TEXT SECTION =
....

For a company which invests so much on branding and advertising, Tesco are surprisingly shy when it comes to announcing their intention to open up convenience stores in a new area. Anarchaeologist examines their expansionist plans for dublin and looks at some of the real costs.
In fact ‘shy’ doesn’t do justice to the extent to which the UK multinational will disguise its plans for expansion from the public, and indeed any planning authority that adjudicates the planning application. Most applications for Tesco convenience stores lodged in Dublin over the past few years have been for ‘change of use’, or other such innocuous expressions designed to obfuscate and confuse. Their most recent application for a store in Smithfield came in under that guise. A huge, open, seventeenth-century marketplace just north of the Liffey – known mostly for its monthly horse fair – Smithfield has been redeveloped over the past 10 years by what effectively has been a public-private partnership between the City Council and a consortium comprising the Kelly and Linders families.

....

EXCERPTED DATA =
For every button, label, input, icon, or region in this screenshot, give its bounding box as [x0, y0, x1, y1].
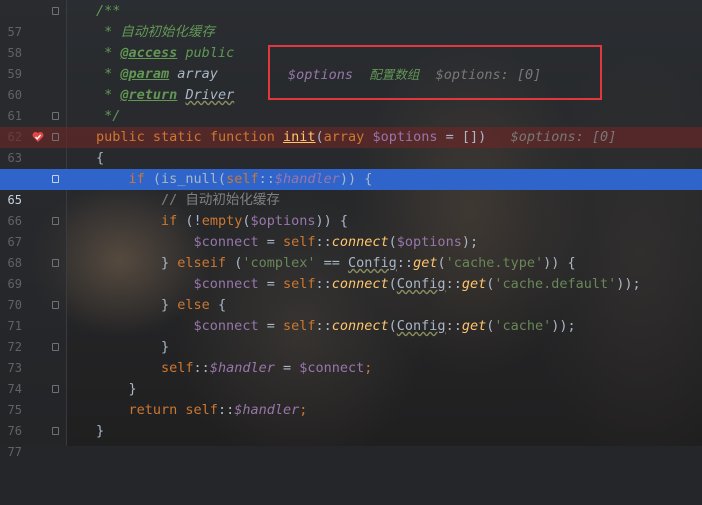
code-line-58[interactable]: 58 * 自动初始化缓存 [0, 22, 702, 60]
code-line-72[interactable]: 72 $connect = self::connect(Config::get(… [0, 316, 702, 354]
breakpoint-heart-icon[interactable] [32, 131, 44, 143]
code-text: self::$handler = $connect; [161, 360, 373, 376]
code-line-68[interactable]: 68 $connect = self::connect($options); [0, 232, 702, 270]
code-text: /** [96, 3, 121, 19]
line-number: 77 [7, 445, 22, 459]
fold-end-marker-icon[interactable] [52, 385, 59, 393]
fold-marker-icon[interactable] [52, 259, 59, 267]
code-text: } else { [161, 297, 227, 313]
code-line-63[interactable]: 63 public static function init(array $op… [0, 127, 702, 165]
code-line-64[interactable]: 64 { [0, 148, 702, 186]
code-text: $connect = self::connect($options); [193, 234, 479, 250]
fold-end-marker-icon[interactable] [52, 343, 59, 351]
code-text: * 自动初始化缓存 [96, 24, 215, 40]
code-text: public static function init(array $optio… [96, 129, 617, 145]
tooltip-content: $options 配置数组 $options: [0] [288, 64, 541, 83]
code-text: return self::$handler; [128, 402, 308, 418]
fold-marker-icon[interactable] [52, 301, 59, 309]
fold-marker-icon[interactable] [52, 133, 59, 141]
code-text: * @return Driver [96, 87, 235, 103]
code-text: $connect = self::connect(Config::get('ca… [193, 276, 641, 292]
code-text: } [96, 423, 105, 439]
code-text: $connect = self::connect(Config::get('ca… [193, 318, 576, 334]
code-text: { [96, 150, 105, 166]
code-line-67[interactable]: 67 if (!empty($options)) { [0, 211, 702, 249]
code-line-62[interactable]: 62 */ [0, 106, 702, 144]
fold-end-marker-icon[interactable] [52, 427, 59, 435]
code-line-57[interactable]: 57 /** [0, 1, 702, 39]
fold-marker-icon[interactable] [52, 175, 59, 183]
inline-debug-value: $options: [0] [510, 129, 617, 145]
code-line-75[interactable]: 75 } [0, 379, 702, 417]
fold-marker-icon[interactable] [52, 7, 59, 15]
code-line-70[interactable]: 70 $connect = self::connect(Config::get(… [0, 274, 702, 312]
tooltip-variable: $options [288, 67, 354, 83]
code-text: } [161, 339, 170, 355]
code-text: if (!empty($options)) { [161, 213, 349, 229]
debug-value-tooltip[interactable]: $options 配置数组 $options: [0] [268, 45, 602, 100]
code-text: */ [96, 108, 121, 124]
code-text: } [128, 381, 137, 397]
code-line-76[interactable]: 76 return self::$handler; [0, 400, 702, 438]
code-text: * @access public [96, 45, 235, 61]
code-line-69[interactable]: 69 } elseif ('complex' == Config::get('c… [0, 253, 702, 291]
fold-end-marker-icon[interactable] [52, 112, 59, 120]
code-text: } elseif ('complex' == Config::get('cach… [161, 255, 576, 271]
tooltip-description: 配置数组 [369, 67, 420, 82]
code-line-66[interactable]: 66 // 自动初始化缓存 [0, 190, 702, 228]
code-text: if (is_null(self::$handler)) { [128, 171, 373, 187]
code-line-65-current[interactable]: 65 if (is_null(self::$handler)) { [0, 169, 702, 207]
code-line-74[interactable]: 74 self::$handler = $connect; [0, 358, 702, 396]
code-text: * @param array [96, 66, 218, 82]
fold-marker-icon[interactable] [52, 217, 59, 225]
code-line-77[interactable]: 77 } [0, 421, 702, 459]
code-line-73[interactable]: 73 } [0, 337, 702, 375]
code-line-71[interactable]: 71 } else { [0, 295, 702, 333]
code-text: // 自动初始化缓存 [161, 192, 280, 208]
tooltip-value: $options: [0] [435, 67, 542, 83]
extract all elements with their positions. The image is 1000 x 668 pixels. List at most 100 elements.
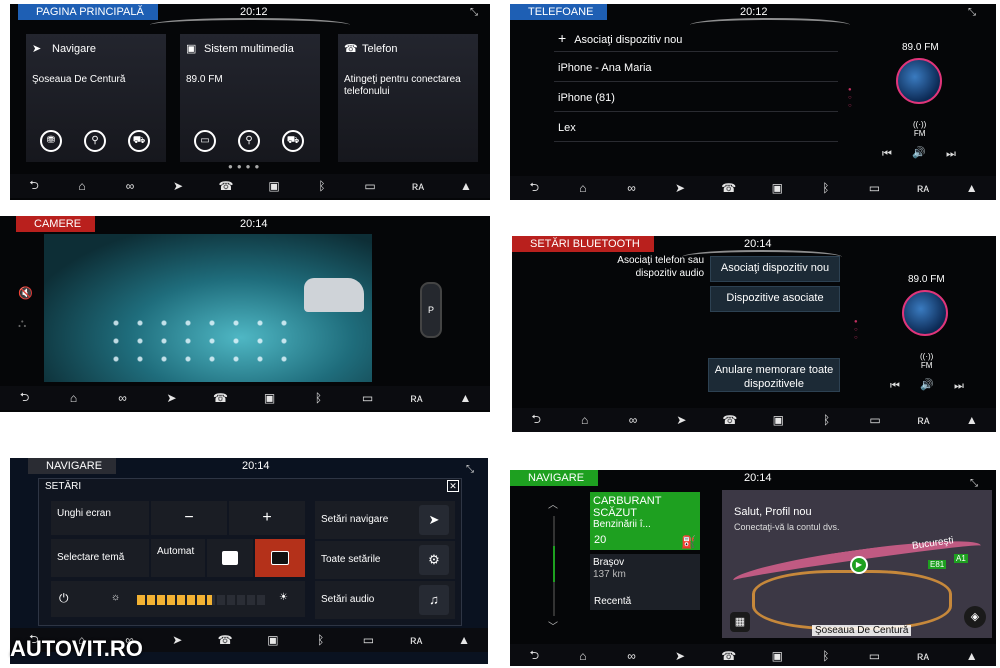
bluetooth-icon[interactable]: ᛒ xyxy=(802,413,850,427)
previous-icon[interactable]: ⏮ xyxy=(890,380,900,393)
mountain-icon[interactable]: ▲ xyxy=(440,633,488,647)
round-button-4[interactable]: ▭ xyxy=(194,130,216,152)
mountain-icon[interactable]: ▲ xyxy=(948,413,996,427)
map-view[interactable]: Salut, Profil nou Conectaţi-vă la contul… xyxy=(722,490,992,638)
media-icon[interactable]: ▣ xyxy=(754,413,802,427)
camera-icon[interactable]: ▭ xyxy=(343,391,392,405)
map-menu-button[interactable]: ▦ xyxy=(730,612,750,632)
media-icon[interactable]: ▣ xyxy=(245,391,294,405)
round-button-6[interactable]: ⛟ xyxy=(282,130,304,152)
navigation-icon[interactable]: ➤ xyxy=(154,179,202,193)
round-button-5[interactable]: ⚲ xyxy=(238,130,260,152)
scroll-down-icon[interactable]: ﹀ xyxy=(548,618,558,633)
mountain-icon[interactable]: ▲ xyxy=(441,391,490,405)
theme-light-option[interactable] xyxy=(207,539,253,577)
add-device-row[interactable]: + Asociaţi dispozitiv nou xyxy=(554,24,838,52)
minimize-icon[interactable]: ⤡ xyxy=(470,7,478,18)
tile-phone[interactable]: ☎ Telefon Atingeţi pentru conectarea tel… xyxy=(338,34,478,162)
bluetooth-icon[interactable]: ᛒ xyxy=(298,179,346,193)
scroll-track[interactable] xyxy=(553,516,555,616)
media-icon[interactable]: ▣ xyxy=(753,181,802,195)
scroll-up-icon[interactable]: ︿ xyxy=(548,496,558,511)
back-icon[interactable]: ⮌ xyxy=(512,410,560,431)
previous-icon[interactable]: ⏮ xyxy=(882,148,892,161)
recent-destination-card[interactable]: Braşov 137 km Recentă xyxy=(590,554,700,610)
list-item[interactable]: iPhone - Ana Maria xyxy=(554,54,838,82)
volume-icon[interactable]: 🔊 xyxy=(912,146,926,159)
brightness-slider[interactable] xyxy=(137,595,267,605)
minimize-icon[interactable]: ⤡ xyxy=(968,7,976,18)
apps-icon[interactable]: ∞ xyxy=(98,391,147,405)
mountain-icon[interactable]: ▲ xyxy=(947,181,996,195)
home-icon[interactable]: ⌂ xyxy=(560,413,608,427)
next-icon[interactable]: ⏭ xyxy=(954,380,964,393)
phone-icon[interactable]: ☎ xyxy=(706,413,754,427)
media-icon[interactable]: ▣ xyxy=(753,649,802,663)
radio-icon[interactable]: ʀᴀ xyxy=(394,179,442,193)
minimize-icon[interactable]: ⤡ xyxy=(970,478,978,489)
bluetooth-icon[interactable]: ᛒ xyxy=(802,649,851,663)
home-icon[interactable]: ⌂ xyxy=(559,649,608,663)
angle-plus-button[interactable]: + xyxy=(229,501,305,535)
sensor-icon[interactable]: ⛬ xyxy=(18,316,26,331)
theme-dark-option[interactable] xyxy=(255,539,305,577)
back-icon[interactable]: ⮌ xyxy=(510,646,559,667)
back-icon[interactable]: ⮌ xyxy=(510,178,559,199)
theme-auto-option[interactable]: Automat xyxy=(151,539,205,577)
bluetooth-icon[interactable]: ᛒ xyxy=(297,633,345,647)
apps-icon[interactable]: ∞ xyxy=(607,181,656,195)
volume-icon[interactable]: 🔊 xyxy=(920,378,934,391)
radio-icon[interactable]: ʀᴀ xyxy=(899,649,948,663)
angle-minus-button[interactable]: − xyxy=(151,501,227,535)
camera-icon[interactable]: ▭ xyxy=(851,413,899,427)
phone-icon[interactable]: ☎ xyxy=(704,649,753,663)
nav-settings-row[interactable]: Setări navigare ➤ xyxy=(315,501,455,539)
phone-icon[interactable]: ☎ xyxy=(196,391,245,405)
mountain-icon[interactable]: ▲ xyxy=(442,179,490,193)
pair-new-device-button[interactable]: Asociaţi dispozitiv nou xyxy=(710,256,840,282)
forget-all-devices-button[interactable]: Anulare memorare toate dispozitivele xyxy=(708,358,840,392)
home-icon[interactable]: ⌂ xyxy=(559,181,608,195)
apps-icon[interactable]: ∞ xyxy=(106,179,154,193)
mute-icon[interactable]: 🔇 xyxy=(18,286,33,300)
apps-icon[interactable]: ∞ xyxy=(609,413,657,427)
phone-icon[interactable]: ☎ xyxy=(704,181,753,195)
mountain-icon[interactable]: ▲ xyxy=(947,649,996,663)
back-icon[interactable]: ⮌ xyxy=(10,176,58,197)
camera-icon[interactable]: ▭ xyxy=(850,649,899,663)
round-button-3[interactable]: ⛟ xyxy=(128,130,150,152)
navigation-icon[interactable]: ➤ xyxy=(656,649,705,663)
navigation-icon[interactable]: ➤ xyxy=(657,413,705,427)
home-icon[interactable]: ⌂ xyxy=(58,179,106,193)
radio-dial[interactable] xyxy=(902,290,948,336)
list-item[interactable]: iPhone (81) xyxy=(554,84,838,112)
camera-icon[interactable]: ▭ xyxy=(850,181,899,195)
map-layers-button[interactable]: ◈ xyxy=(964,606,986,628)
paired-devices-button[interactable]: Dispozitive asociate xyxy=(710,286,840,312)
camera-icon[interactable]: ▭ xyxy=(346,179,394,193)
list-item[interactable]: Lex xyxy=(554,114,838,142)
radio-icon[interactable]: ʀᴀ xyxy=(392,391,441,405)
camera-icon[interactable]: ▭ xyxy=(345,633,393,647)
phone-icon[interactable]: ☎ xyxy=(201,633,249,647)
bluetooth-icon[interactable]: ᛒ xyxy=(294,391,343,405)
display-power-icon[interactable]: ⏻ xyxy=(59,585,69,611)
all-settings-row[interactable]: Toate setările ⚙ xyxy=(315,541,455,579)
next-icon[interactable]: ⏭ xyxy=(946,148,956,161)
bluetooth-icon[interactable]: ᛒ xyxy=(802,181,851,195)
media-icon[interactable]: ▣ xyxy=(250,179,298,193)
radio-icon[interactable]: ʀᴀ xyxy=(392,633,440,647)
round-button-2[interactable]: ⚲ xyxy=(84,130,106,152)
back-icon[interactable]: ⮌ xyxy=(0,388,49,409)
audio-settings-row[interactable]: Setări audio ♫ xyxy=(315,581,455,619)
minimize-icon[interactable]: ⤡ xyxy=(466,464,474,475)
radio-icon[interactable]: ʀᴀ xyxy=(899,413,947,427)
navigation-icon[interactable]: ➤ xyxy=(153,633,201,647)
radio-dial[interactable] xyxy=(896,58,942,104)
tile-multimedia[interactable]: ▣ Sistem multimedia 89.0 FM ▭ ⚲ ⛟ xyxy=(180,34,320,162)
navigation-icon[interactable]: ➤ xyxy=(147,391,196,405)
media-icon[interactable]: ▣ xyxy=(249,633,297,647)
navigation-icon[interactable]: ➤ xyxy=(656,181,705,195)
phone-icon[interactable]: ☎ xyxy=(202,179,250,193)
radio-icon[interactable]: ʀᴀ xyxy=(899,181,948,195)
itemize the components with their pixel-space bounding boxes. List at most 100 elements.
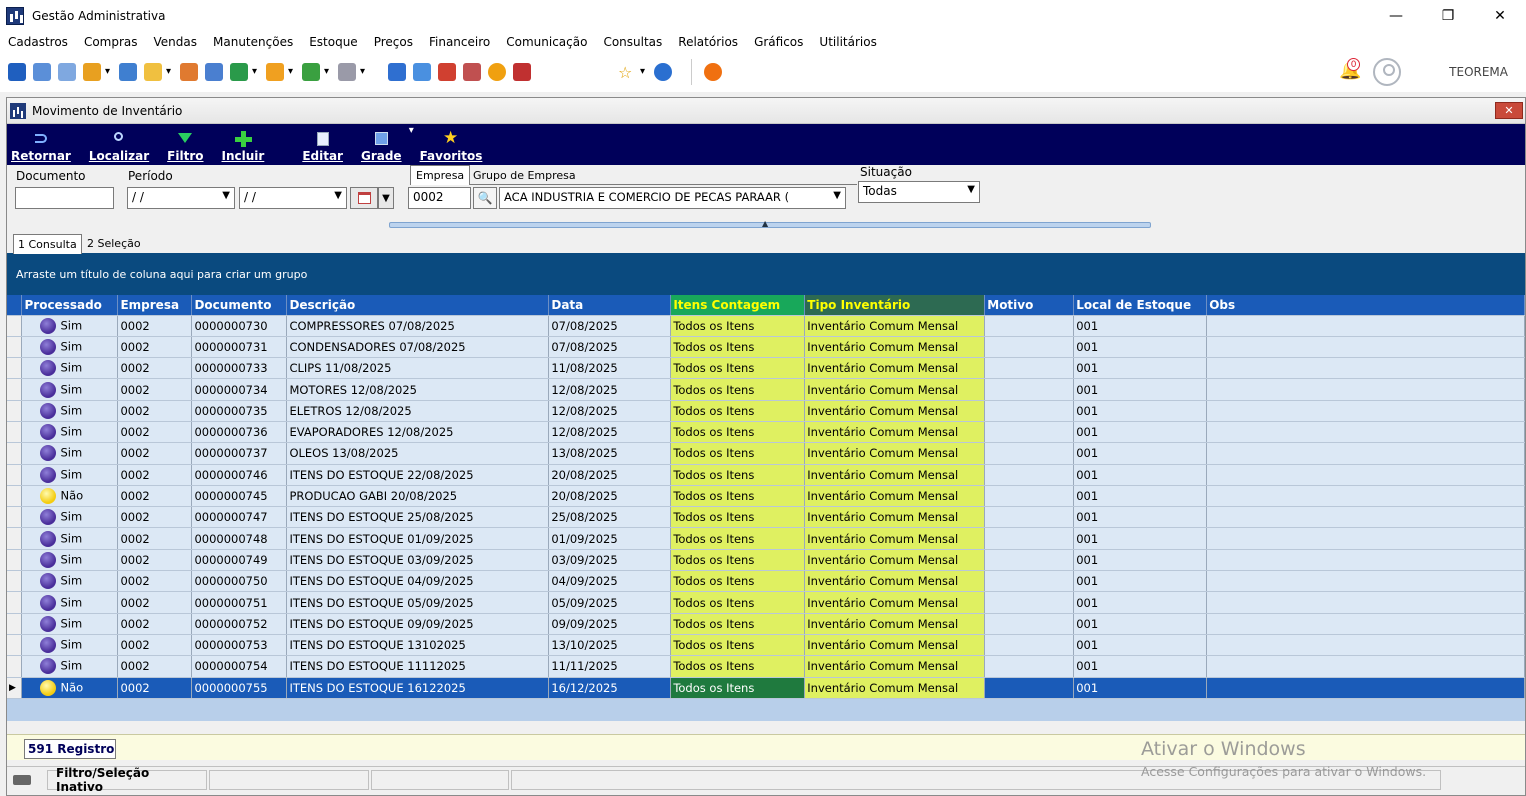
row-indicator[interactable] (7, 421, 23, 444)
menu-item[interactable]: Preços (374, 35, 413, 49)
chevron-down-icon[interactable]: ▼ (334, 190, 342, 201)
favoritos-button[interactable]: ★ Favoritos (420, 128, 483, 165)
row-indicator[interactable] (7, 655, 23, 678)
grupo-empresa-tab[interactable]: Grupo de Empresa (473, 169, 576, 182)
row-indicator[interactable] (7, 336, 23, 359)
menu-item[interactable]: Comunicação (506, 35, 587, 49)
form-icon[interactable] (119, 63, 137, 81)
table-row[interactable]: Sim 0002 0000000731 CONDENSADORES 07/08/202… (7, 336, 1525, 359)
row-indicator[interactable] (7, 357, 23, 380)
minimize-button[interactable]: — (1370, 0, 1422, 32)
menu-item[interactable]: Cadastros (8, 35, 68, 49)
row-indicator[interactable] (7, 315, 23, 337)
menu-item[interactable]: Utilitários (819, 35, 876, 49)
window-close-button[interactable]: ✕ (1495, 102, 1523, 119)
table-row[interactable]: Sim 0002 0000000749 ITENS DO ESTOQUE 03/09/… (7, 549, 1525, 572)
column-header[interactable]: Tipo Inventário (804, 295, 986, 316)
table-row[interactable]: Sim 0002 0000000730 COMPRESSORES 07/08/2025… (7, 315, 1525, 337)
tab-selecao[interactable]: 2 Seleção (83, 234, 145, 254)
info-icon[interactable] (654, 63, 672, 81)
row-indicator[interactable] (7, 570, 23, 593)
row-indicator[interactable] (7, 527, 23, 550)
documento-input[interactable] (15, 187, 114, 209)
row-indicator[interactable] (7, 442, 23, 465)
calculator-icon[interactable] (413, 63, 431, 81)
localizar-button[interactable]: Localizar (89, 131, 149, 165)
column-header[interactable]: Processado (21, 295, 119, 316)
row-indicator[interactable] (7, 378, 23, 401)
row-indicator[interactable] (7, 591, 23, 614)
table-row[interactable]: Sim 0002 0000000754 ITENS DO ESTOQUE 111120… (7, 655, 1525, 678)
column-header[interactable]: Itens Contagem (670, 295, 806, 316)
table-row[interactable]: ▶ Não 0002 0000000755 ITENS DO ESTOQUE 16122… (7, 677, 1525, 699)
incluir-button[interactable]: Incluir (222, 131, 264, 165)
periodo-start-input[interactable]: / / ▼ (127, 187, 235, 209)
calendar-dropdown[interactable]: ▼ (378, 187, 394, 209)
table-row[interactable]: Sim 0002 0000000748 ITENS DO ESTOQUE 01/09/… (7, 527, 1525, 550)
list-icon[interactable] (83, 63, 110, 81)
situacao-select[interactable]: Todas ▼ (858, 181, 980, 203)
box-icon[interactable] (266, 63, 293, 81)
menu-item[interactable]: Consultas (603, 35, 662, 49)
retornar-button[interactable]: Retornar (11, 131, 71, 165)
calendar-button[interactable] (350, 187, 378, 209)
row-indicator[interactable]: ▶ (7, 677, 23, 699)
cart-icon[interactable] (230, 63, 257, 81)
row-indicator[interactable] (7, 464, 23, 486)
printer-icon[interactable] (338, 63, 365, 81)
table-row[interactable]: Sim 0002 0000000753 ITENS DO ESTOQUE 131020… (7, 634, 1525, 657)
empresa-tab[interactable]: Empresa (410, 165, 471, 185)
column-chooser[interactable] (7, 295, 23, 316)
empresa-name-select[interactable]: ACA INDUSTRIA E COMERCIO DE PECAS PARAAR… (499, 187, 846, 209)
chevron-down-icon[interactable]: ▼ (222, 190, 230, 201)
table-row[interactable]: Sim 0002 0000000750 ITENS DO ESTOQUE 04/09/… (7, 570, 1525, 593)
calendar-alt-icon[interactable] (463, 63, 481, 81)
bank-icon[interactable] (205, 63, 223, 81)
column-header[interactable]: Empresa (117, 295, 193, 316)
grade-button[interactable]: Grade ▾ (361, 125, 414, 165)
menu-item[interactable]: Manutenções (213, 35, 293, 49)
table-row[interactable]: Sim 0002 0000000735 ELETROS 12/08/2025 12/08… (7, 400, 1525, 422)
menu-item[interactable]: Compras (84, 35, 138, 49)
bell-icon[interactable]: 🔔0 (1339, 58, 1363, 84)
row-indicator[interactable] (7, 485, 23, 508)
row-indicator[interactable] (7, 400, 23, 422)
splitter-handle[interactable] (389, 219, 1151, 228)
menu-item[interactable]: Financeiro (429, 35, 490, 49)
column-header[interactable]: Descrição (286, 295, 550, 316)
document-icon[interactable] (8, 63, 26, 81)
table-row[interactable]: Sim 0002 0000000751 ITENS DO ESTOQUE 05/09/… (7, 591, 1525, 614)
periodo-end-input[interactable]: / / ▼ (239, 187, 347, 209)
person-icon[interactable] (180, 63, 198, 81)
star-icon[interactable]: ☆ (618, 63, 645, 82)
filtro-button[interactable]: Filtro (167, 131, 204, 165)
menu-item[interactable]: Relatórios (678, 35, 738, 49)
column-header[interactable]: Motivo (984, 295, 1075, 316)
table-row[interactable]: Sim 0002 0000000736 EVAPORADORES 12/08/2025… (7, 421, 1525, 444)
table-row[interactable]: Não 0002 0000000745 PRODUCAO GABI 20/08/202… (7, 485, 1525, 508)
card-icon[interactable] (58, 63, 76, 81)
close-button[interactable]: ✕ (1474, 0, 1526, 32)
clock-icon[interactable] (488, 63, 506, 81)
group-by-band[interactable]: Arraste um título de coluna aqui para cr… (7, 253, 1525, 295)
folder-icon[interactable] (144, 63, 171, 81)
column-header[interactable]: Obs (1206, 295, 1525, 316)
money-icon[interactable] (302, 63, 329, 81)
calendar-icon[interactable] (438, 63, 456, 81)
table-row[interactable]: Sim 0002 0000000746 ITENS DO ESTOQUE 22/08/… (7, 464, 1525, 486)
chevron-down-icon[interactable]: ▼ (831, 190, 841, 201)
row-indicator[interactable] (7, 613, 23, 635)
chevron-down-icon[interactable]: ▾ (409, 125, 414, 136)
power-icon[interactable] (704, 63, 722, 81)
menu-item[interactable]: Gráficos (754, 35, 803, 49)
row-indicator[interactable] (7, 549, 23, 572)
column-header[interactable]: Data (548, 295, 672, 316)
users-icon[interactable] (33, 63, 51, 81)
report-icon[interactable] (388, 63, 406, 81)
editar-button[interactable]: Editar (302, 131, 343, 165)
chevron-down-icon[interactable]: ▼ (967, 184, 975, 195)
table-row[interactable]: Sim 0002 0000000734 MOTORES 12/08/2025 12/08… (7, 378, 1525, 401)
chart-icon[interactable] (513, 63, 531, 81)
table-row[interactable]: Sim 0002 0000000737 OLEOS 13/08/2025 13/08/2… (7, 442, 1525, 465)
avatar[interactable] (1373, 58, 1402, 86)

....

DIRECTIVES =
• A. From the text about Tesco's plans for Dublin, list the parties that made up the partnership that redeveloped Smithfield.
• B. According to the text about Tesco's plans for Dublin, why have most Tesco convenience-store applications in Dublin been lodged as "change of use"?

RESPONSES BY TASK =
• A.
- The City Council
- The Kelly family
- The Linders family

• B. The text says these innocuous expressions are designed to obfuscate and confuse. They help Tesco disguise its expansion plans from the public and from the planning authorities that decide on the applications.